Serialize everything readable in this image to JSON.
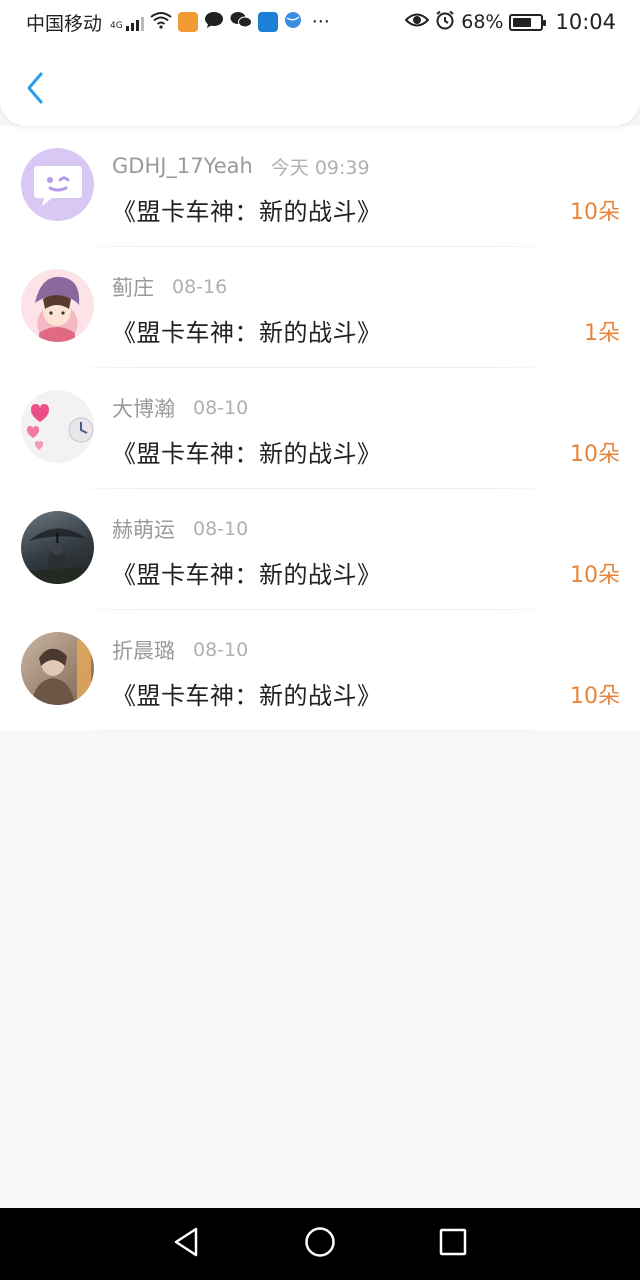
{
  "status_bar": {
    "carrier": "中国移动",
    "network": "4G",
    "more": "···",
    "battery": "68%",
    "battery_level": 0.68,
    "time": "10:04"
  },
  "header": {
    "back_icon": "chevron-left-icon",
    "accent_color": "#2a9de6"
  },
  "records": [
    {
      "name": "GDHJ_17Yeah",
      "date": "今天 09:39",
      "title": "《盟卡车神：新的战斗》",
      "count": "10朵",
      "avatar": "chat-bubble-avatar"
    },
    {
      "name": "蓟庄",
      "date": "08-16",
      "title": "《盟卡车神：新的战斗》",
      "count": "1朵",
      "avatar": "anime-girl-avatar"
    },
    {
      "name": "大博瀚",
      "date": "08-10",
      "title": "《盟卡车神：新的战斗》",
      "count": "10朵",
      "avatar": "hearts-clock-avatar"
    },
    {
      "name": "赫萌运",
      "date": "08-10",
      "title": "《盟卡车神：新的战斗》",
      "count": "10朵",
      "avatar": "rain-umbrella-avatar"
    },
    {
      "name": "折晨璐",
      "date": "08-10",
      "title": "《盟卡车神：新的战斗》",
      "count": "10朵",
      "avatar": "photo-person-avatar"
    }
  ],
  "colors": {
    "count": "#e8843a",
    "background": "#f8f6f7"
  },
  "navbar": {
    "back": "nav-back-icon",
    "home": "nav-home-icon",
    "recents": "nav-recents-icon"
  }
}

•••

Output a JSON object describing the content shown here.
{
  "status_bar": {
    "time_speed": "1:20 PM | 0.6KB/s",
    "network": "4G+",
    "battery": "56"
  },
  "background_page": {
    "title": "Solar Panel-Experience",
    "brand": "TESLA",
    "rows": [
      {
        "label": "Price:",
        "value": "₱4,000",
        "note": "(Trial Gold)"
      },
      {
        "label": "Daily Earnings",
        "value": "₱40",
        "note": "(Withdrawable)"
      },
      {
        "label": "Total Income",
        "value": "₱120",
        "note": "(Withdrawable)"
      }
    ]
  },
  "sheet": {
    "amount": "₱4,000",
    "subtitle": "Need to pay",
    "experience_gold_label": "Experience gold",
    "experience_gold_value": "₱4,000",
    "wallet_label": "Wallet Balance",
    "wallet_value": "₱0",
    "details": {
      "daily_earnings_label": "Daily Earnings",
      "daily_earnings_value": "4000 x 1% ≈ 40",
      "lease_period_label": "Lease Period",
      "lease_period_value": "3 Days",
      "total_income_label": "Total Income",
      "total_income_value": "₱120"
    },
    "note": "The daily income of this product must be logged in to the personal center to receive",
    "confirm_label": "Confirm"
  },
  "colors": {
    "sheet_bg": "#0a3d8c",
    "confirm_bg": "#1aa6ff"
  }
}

•••

Return, from the data, each line that has the word "this" in it.

Exercise output ::
Serialize everything readable in this image to JSON.
    "note": "The daily income of this product must be logged in to the personal center to receive",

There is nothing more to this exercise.